Your objective
Could every line of the data be printed exactly as it reads?

Supplied information
════════════════════

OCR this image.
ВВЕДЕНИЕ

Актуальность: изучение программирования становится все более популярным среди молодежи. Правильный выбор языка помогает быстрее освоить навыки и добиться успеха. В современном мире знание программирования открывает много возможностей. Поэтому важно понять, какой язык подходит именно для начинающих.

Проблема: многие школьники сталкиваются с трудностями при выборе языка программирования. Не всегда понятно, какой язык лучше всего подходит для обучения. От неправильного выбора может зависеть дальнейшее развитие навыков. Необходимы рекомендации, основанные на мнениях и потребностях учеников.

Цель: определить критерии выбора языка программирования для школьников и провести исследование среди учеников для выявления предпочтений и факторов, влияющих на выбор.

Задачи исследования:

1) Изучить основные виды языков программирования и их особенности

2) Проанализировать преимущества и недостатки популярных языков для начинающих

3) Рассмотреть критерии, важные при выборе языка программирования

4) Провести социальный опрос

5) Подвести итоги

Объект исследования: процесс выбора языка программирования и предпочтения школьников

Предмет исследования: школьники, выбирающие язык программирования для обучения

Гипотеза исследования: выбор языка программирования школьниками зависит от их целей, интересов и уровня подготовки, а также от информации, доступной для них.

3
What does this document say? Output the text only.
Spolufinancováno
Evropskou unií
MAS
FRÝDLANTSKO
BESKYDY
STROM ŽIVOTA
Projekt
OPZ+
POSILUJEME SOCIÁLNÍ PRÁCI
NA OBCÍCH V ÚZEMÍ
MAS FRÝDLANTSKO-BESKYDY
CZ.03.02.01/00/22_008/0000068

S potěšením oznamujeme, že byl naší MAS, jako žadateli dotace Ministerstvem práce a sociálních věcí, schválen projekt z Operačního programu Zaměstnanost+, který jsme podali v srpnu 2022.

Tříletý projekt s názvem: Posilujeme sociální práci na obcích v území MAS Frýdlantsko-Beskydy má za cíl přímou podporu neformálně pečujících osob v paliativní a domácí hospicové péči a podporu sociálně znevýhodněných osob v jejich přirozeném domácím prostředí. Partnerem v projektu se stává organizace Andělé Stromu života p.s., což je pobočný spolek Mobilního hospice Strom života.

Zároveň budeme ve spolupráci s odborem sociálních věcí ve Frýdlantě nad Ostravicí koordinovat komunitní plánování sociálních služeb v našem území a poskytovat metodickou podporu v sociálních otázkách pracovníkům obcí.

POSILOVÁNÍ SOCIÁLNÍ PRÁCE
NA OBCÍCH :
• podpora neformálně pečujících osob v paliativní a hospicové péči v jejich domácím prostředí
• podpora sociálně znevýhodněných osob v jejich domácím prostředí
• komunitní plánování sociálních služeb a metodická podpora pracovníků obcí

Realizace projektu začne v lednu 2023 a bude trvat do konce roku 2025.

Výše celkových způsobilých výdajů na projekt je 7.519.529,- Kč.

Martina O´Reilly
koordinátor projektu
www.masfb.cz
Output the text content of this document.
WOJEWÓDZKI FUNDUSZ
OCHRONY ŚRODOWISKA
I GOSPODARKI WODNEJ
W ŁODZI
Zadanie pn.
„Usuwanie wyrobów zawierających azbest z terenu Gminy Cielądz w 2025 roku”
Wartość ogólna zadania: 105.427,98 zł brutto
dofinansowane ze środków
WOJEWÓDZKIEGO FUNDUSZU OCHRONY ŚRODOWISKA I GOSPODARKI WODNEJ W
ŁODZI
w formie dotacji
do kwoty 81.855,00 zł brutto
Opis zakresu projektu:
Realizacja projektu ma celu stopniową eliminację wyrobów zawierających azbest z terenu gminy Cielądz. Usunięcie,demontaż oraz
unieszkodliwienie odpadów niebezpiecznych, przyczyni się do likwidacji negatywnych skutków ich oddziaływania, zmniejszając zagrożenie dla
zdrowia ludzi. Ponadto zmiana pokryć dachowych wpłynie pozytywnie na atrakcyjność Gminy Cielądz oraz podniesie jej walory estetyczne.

════════════════════

Response to this exercise
OCR this image.
ВВЕДЕНИЕ

Актуальность: изучение программирования становится все более популярным среди молодежи. Правильный выбор языка помогает быстрее освоить навыки и добиться успеха. В современном мире знание программирования открывает много возможностей. Поэтому важно понять, какой язык подходит именно для начинающих.

Проблема: многие школьники сталкиваются с трудностями при выборе языка программирования. Не всегда понятно, какой язык лучше всего подходит для обучения. От неправильного выбора может зависеть дальнейшее развитие навыков. Необходимы рекомендации, основанные на мнениях и потребностях учеников.

Цель: определить критерии выбора языка программирования для школьников и провести исследование среди учеников для выявления предпочтений и факторов, влияющих на выбор.

Задачи исследования:

1) Изучить основные виды языков программирования и их особенности

2) Проанализировать преимущества и недостатки популярных языков для начинающих

3) Рассмотреть критерии, важные при выборе языка программирования

4) Провести социальный опрос

5) Подвести итоги

Объект исследования: процесс выбора языка программирования и предпочтения школьников

Предмет исследования: школьники, выбирающие язык программирования для обучения

Гипотеза исследования: выбор языка программирования школьниками зависит от их целей, интересов и уровня подготовки, а также от информации, доступной для них.

3
What does this document say? Output the text only.
Spolufinancováno
Evropskou unií
MAS
FRÝDLANTSKO
BESKYDY
STROM ŽIVOTA
Projekt
OPZ+
POSILUJEME SOCIÁLNÍ PRÁCI
NA OBCÍCH V ÚZEMÍ
MAS FRÝDLANTSKO-BESKYDY
CZ.03.02.01/00/22_008/0000068

S potěšením oznamujeme, že byl naší MAS, jako žadateli dotace Ministerstvem práce a sociálních věcí, schválen projekt z Operačního programu Zaměstnanost+, který jsme podali v srpnu 2022.

Tříletý projekt s názvem: Posilujeme sociální práci na obcích v území MAS Frýdlantsko-Beskydy má za cíl přímou podporu neformálně pečujících osob v paliativní a domácí hospicové péči a podporu sociálně znevýhodněných osob v jejich přirozeném domácím prostředí. Partnerem v projektu se stává organizace Andělé Stromu života p.s., což je pobočný spolek Mobilního hospice Strom života.

Zároveň budeme ve spolupráci s odborem sociálních věcí ve Frýdlantě nad Ostravicí koordinovat komunitní plánování sociálních služeb v našem území a poskytovat metodickou podporu v sociálních otázkách pracovníkům obcí.

POSILOVÁNÍ SOCIÁLNÍ PRÁCE
NA OBCÍCH :
• podpora neformálně pečujících osob v paliativní a hospicové péči v jejich domácím prostředí
• podpora sociálně znevýhodněných osob v jejich domácím prostředí
• komunitní plánování sociálních služeb a metodická podpora pracovníků obcí

Realizace projektu začne v lednu 2023 a bude trvat do konce roku 2025.

Výše celkových způsobilých výdajů na projekt je 7.519.529,- Kč.

Martina O´Reilly
koordinátor projektu
www.masfb.cz
Output the text content of this document.
WOJEWÓDZKI FUNDUSZ
OCHRONY ŚRODOWISKA
I GOSPODARKI WODNEJ
W ŁODZI
Zadanie pn.
„Usuwanie wyrobów zawierających azbest z terenu Gminy Cielądz w 2025 roku”
Wartość ogólna zadania: 105.427,98 zł brutto
dofinansowane ze środków
WOJEWÓDZKIEGO FUNDUSZU OCHRONY ŚRODOWISKA I GOSPODARKI WODNEJ W
ŁODZI
w formie dotacji
do kwoty 81.855,00 zł brutto
Opis zakresu projektu:
Realizacja projektu ma celu stopniową eliminację wyrobów zawierających azbest z terenu gminy Cielądz. Usunięcie,demontaż oraz
unieszkodliwienie odpadów niebezpiecznych, przyczyni się do likwidacji negatywnych skutków ich oddziaływania, zmniejszając zagrożenie dla
zdrowia ludzi. Ponadto zmiana pokryć dachowych wpłynie pozytywnie na atrakcyjność Gminy Cielądz oraz podniesie jej walory estetyczne.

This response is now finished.